### [What the task requires]
Copy out each line of the material below with no changes.

### [Material provided]

** BEGIN **

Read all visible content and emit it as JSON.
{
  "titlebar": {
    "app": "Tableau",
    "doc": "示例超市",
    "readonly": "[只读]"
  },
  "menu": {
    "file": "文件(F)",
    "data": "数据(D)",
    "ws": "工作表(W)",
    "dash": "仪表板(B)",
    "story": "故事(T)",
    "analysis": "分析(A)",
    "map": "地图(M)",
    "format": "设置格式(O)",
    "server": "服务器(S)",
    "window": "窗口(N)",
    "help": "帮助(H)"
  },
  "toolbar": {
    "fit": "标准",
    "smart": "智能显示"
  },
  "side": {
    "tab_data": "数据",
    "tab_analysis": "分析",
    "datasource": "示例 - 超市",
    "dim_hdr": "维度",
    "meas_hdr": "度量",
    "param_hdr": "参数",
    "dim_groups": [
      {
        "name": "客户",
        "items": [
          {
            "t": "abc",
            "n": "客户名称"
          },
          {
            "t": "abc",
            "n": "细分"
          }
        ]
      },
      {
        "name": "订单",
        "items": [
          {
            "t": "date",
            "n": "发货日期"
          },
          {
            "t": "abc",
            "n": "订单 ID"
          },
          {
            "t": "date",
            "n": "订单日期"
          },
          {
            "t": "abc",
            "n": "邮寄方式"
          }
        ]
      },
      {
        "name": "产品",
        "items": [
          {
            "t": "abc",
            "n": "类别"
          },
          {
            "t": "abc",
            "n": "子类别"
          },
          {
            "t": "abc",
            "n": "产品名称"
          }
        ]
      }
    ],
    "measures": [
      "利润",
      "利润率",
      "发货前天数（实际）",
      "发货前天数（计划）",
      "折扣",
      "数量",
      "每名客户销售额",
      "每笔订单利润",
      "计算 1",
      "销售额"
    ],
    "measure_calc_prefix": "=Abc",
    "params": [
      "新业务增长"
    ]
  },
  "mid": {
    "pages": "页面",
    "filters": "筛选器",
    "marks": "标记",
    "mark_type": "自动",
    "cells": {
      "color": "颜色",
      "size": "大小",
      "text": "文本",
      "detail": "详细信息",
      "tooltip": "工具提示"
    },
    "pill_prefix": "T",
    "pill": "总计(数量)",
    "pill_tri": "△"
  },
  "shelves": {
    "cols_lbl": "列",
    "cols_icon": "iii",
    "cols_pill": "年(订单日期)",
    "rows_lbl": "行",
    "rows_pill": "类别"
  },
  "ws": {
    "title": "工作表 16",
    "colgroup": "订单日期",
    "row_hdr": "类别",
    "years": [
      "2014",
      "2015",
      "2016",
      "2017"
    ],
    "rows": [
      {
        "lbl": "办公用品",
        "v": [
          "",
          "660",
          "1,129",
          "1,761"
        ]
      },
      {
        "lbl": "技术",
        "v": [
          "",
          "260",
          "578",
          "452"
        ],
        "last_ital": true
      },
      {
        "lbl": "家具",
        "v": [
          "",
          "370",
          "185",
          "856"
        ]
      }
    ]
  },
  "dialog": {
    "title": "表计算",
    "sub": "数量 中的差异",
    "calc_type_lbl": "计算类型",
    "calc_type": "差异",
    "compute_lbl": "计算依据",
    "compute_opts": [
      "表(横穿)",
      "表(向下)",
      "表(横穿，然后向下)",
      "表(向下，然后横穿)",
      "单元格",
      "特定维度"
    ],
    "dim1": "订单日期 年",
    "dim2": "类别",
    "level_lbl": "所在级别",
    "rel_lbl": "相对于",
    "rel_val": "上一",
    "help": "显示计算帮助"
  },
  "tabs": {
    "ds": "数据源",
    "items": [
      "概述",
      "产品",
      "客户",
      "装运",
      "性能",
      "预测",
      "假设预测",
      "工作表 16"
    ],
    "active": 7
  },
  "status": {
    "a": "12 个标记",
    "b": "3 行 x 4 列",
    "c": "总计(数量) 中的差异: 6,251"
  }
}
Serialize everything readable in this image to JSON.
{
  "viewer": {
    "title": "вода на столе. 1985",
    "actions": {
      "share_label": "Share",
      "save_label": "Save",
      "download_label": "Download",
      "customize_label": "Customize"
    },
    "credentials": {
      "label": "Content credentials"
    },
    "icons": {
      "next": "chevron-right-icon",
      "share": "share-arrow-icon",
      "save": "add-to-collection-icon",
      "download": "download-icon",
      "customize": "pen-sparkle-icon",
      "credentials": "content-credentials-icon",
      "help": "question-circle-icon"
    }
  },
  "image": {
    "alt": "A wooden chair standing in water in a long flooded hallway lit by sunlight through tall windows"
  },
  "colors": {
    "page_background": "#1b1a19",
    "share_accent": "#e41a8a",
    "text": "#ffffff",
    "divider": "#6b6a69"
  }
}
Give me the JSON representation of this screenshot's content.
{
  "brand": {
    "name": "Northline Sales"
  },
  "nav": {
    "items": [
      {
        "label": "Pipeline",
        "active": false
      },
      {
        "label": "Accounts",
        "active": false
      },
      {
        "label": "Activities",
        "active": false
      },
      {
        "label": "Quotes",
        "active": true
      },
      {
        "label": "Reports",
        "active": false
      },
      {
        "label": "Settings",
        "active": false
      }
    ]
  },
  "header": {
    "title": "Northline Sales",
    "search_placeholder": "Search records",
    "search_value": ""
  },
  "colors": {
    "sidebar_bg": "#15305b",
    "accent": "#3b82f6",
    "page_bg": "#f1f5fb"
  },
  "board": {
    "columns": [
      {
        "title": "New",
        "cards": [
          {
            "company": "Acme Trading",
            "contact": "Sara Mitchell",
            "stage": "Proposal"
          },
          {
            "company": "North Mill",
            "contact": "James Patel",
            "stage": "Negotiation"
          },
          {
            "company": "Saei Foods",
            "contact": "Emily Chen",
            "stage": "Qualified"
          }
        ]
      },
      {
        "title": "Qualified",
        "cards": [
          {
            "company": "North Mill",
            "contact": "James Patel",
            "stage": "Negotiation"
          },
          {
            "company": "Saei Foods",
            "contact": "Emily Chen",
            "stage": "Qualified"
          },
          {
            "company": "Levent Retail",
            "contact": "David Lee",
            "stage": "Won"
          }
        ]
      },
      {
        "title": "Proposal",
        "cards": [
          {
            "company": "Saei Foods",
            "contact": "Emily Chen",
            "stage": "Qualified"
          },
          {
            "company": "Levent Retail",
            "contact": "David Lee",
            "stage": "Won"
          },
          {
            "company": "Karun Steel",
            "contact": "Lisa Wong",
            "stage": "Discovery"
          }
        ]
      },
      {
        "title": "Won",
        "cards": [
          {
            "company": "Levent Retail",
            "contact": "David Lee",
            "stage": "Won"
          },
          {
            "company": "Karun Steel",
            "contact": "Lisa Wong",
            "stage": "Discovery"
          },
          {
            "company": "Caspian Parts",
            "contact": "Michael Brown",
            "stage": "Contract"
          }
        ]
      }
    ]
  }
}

** END **

### [Reply to the exercise]
Read all visible content and emit it as JSON.
{
  "titlebar": {
    "app": "Tableau",
    "doc": "示例超市",
    "readonly": "[只读]"
  },
  "menu": {
    "file": "文件(F)",
    "data": "数据(D)",
    "ws": "工作表(W)",
    "dash": "仪表板(B)",
    "story": "故事(T)",
    "analysis": "分析(A)",
    "map": "地图(M)",
    "format": "设置格式(O)",
    "server": "服务器(S)",
    "window": "窗口(N)",
    "help": "帮助(H)"
  },
  "toolbar": {
    "fit": "标准",
    "smart": "智能显示"
  },
  "side": {
    "tab_data": "数据",
    "tab_analysis": "分析",
    "datasource": "示例 - 超市",
    "dim_hdr": "维度",
    "meas_hdr": "度量",
    "param_hdr": "参数",
    "dim_groups": [
      {
        "name": "客户",
        "items": [
          {
            "t": "abc",
            "n": "客户名称"
          },
          {
            "t": "abc",
            "n": "细分"
          }
        ]
      },
      {
        "name": "订单",
        "items": [
          {
            "t": "date",
            "n": "发货日期"
          },
          {
            "t": "abc",
            "n": "订单 ID"
          },
          {
            "t": "date",
            "n": "订单日期"
          },
          {
            "t": "abc",
            "n": "邮寄方式"
          }
        ]
      },
      {
        "name": "产品",
        "items": [
          {
            "t": "abc",
            "n": "类别"
          },
          {
            "t": "abc",
            "n": "子类别"
          },
          {
            "t": "abc",
            "n": "产品名称"
          }
        ]
      }
    ],
    "measures": [
      "利润",
      "利润率",
      "发货前天数（实际）",
      "发货前天数（计划）",
      "折扣",
      "数量",
      "每名客户销售额",
      "每笔订单利润",
      "计算 1",
      "销售额"
    ],
    "measure_calc_prefix": "=Abc",
    "params": [
      "新业务增长"
    ]
  },
  "mid": {
    "pages": "页面",
    "filters": "筛选器",
    "marks": "标记",
    "mark_type": "自动",
    "cells": {
      "color": "颜色",
      "size": "大小",
      "text": "文本",
      "detail": "详细信息",
      "tooltip": "工具提示"
    },
    "pill_prefix": "T",
    "pill": "总计(数量)",
    "pill_tri": "△"
  },
  "shelves": {
    "cols_lbl": "列",
    "cols_icon": "iii",
    "cols_pill": "年(订单日期)",
    "rows_lbl": "行",
    "rows_pill": "类别"
  },
  "ws": {
    "title": "工作表 16",
    "colgroup": "订单日期",
    "row_hdr": "类别",
    "years": [
      "2014",
      "2015",
      "2016",
      "2017"
    ],
    "rows": [
      {
        "lbl": "办公用品",
        "v": [
          "",
          "660",
          "1,129",
          "1,761"
        ]
      },
      {
        "lbl": "技术",
        "v": [
          "",
          "260",
          "578",
          "452"
        ],
        "last_ital": true
      },
      {
        "lbl": "家具",
        "v": [
          "",
          "370",
          "185",
          "856"
        ]
      }
    ]
  },
  "dialog": {
    "title": "表计算",
    "sub": "数量 中的差异",
    "calc_type_lbl": "计算类型",
    "calc_type": "差异",
    "compute_lbl": "计算依据",
    "compute_opts": [
      "表(横穿)",
      "表(向下)",
      "表(横穿，然后向下)",
      "表(向下，然后横穿)",
      "单元格",
      "特定维度"
    ],
    "dim1": "订单日期 年",
    "dim2": "类别",
    "level_lbl": "所在级别",
    "rel_lbl": "相对于",
    "rel_val": "上一",
    "help": "显示计算帮助"
  },
  "tabs": {
    "ds": "数据源",
    "items": [
      "概述",
      "产品",
      "客户",
      "装运",
      "性能",
      "预测",
      "假设预测",
      "工作表 16"
    ],
    "active": 7
  },
  "status": {
    "a": "12 个标记",
    "b": "3 行 x 4 列",
    "c": "总计(数量) 中的差异: 6,251"
  }
}
Serialize everything readable in this image to JSON.
{
  "viewer": {
    "title": "вода на столе. 1985",
    "actions": {
      "share_label": "Share",
      "save_label": "Save",
      "download_label": "Download",
      "customize_label": "Customize"
    },
    "credentials": {
      "label": "Content credentials"
    },
    "icons": {
      "next": "chevron-right-icon",
      "share": "share-arrow-icon",
      "save": "add-to-collection-icon",
      "download": "download-icon",
      "customize": "pen-sparkle-icon",
      "credentials": "content-credentials-icon",
      "help": "question-circle-icon"
    }
  },
  "image": {
    "alt": "A wooden chair standing in water in a long flooded hallway lit by sunlight through tall windows"
  },
  "colors": {
    "page_background": "#1b1a19",
    "share_accent": "#e41a8a",
    "text": "#ffffff",
    "divider": "#6b6a69"
  }
}
Give me the JSON representation of this screenshot's content.
{
  "brand": {
    "name": "Northline Sales"
  },
  "nav": {
    "items": [
      {
        "label": "Pipeline",
        "active": false
      },
      {
        "label": "Accounts",
        "active": false
      },
      {
        "label": "Activities",
        "active": false
      },
      {
        "label": "Quotes",
        "active": true
      },
      {
        "label": "Reports",
        "active": false
      },
      {
        "label": "Settings",
        "active": false
      }
    ]
  },
  "header": {
    "title": "Northline Sales",
    "search_placeholder": "Search records",
    "search_value": ""
  },
  "colors": {
    "sidebar_bg": "#15305b",
    "accent": "#3b82f6",
    "page_bg": "#f1f5fb"
  },
  "board": {
    "columns": [
      {
        "title": "New",
        "cards": [
          {
            "company": "Acme Trading",
            "contact": "Sara Mitchell",
            "stage": "Proposal"
          },
          {
            "company": "North Mill",
            "contact": "James Patel",
            "stage": "Negotiation"
          },
          {
            "company": "Saei Foods",
            "contact": "Emily Chen",
            "stage": "Qualified"
          }
        ]
      },
      {
        "title": "Qualified",
        "cards": [
          {
            "company": "North Mill",
            "contact": "James Patel",
            "stage": "Negotiation"
          },
          {
            "company": "Saei Foods",
            "contact": "Emily Chen",
            "stage": "Qualified"
          },
          {
            "company": "Levent Retail",
            "contact": "David Lee",
            "stage": "Won"
          }
        ]
      },
      {
        "title": "Proposal",
        "cards": [
          {
            "company": "Saei Foods",
            "contact": "Emily Chen",
            "stage": "Qualified"
          },
          {
            "company": "Levent Retail",
            "contact": "David Lee",
            "stage": "Won"
          },
          {
            "company": "Karun Steel",
            "contact": "Lisa Wong",
            "stage": "Discovery"
          }
        ]
      },
      {
        "title": "Won",
        "cards": [
          {
            "company": "Levent Retail",
            "contact": "David Lee",
            "stage": "Won"
          },
          {
            "company": "Karun Steel",
            "contact": "Lisa Wong",
            "stage": "Discovery"
          },
          {
            "company": "Caspian Parts",
            "contact": "Michael Brown",
            "stage": "Contract"
          }
        ]
      }
    ]
  }
}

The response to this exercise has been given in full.